◆ **Written request**: Edit the records below so that each occurrence of "cloud-streak" becomes "cloud-band", and leave every other part exactly the same.

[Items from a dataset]
***

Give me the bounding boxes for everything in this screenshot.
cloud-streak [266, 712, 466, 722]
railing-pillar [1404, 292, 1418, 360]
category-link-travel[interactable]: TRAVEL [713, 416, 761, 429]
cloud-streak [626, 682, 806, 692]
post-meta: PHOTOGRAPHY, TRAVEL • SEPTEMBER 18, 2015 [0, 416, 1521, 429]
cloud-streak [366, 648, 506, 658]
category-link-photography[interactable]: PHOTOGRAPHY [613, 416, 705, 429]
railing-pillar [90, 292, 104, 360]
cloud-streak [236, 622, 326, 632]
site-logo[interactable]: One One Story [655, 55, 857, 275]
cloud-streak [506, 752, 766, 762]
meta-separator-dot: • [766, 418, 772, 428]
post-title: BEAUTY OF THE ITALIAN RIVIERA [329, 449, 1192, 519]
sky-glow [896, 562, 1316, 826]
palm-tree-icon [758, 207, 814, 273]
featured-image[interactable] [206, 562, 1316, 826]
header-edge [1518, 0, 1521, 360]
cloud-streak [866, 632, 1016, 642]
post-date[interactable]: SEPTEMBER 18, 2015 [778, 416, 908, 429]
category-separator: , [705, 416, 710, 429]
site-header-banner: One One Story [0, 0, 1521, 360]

***

◆ **Solution below**:
Give me the bounding boxes for everything in this screenshot.
cloud-band [266, 712, 466, 722]
railing-pillar [1404, 292, 1418, 360]
category-link-travel[interactable]: TRAVEL [713, 416, 761, 429]
cloud-band [626, 682, 806, 692]
post-meta: PHOTOGRAPHY, TRAVEL • SEPTEMBER 18, 2015 [0, 416, 1521, 429]
cloud-band [366, 648, 506, 658]
category-link-photography[interactable]: PHOTOGRAPHY [613, 416, 705, 429]
railing-pillar [90, 292, 104, 360]
cloud-band [236, 622, 326, 632]
site-logo[interactable]: One One Story [655, 55, 857, 275]
cloud-band [506, 752, 766, 762]
meta-separator-dot: • [766, 418, 772, 428]
post-title: BEAUTY OF THE ITALIAN RIVIERA [329, 449, 1192, 519]
sky-glow [896, 562, 1316, 826]
palm-tree-icon [758, 207, 814, 273]
featured-image[interactable] [206, 562, 1316, 826]
header-edge [1518, 0, 1521, 360]
cloud-band [866, 632, 1016, 642]
post-date[interactable]: SEPTEMBER 18, 2015 [778, 416, 908, 429]
category-separator: , [705, 416, 710, 429]
site-header-banner: One One Story [0, 0, 1521, 360]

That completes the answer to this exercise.